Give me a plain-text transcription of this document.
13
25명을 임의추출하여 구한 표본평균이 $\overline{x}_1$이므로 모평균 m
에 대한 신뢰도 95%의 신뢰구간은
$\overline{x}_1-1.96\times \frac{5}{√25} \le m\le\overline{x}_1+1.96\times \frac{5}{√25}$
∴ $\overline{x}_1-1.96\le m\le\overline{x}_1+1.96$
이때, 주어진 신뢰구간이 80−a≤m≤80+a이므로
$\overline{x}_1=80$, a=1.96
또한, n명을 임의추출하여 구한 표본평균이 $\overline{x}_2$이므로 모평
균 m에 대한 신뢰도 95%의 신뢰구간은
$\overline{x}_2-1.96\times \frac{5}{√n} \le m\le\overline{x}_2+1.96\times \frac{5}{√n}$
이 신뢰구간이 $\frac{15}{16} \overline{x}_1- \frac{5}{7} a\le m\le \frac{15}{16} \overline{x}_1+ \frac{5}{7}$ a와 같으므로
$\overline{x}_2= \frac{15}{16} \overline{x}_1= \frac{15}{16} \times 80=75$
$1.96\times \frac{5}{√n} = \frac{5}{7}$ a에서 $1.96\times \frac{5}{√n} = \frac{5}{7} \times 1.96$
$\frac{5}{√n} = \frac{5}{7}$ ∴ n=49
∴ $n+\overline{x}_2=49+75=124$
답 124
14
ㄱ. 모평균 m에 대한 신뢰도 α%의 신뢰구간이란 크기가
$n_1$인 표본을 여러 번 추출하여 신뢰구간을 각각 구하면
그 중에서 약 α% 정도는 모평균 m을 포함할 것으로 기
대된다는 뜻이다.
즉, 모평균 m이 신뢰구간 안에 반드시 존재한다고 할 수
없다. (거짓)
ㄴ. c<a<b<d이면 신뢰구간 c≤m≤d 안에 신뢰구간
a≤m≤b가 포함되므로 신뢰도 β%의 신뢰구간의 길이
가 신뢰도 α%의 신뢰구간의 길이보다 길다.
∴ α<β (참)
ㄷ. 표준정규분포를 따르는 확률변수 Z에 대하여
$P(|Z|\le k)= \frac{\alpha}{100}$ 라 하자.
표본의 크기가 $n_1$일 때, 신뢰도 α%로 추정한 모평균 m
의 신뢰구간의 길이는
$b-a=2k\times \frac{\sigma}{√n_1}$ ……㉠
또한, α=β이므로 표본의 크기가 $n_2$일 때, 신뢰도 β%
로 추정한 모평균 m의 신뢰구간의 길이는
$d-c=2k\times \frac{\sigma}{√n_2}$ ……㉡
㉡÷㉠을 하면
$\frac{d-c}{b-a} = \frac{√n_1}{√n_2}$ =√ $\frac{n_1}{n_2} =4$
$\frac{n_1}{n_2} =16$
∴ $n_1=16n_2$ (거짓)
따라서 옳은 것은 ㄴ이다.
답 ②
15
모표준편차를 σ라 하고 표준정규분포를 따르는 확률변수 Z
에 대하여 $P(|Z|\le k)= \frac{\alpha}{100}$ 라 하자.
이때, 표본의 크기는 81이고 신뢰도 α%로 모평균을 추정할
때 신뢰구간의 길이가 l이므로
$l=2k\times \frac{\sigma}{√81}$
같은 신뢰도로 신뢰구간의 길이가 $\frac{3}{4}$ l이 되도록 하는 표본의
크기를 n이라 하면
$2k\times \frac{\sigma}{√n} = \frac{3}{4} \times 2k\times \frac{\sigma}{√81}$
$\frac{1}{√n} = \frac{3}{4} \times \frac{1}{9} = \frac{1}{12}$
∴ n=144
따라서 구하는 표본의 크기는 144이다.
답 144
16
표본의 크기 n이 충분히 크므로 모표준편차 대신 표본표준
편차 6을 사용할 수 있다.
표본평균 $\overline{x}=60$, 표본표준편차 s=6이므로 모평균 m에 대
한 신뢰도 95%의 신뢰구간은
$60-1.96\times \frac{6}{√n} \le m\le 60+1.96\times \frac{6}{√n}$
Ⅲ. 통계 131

**What to produce**: Every entry must be quoted exactly as it appears above.

**Solution for this exercise**:
Give me a plain-text transcription of this document.
13
25명을 임의추출하여 구한 표본평균이 $\overline{x}_1$이므로 모평균 m
에 대한 신뢰도 95%의 신뢰구간은
$\overline{x}_1-1.96\times \frac{5}{√25} \le m\le\overline{x}_1+1.96\times \frac{5}{√25}$
∴ $\overline{x}_1-1.96\le m\le\overline{x}_1+1.96$
이때, 주어진 신뢰구간이 80−a≤m≤80+a이므로
$\overline{x}_1=80$, a=1.96
또한, n명을 임의추출하여 구한 표본평균이 $\overline{x}_2$이므로 모평
균 m에 대한 신뢰도 95%의 신뢰구간은
$\overline{x}_2-1.96\times \frac{5}{√n} \le m\le\overline{x}_2+1.96\times \frac{5}{√n}$
이 신뢰구간이 $\frac{15}{16} \overline{x}_1- \frac{5}{7} a\le m\le \frac{15}{16} \overline{x}_1+ \frac{5}{7}$ a와 같으므로
$\overline{x}_2= \frac{15}{16} \overline{x}_1= \frac{15}{16} \times 80=75$
$1.96\times \frac{5}{√n} = \frac{5}{7}$ a에서 $1.96\times \frac{5}{√n} = \frac{5}{7} \times 1.96$
$\frac{5}{√n} = \frac{5}{7}$ ∴ n=49
∴ $n+\overline{x}_2=49+75=124$
답 124
14
ㄱ. 모평균 m에 대한 신뢰도 α%의 신뢰구간이란 크기가
$n_1$인 표본을 여러 번 추출하여 신뢰구간을 각각 구하면
그 중에서 약 α% 정도는 모평균 m을 포함할 것으로 기
대된다는 뜻이다.
즉, 모평균 m이 신뢰구간 안에 반드시 존재한다고 할 수
없다. (거짓)
ㄴ. c<a<b<d이면 신뢰구간 c≤m≤d 안에 신뢰구간
a≤m≤b가 포함되므로 신뢰도 β%의 신뢰구간의 길이
가 신뢰도 α%의 신뢰구간의 길이보다 길다.
∴ α<β (참)
ㄷ. 표준정규분포를 따르는 확률변수 Z에 대하여
$P(|Z|\le k)= \frac{\alpha}{100}$ 라 하자.
표본의 크기가 $n_1$일 때, 신뢰도 α%로 추정한 모평균 m
의 신뢰구간의 길이는
$b-a=2k\times \frac{\sigma}{√n_1}$ ……㉠
또한, α=β이므로 표본의 크기가 $n_2$일 때, 신뢰도 β%
로 추정한 모평균 m의 신뢰구간의 길이는
$d-c=2k\times \frac{\sigma}{√n_2}$ ……㉡
㉡÷㉠을 하면
$\frac{d-c}{b-a} = \frac{√n_1}{√n_2}$ =√ $\frac{n_1}{n_2} =4$
$\frac{n_1}{n_2} =16$
∴ $n_1=16n_2$ (거짓)
따라서 옳은 것은 ㄴ이다.
답 ②
15
모표준편차를 σ라 하고 표준정규분포를 따르는 확률변수 Z
에 대하여 $P(|Z|\le k)= \frac{\alpha}{100}$ 라 하자.
이때, 표본의 크기는 81이고 신뢰도 α%로 모평균을 추정할
때 신뢰구간의 길이가 l이므로
$l=2k\times \frac{\sigma}{√81}$
같은 신뢰도로 신뢰구간의 길이가 $\frac{3}{4}$ l이 되도록 하는 표본의
크기를 n이라 하면
$2k\times \frac{\sigma}{√n} = \frac{3}{4} \times 2k\times \frac{\sigma}{√81}$
$\frac{1}{√n} = \frac{3}{4} \times \frac{1}{9} = \frac{1}{12}$
∴ n=144
따라서 구하는 표본의 크기는 144이다.
답 144
16
표본의 크기 n이 충분히 크므로 모표준편차 대신 표본표준
편차 6을 사용할 수 있다.
표본평균 $\overline{x}=60$, 표본표준편차 s=6이므로 모평균 m에 대
한 신뢰도 95%의 신뢰구간은
$60-1.96\times \frac{6}{√n} \le m\le 60+1.96\times \frac{6}{√n}$
Ⅲ. 통계 131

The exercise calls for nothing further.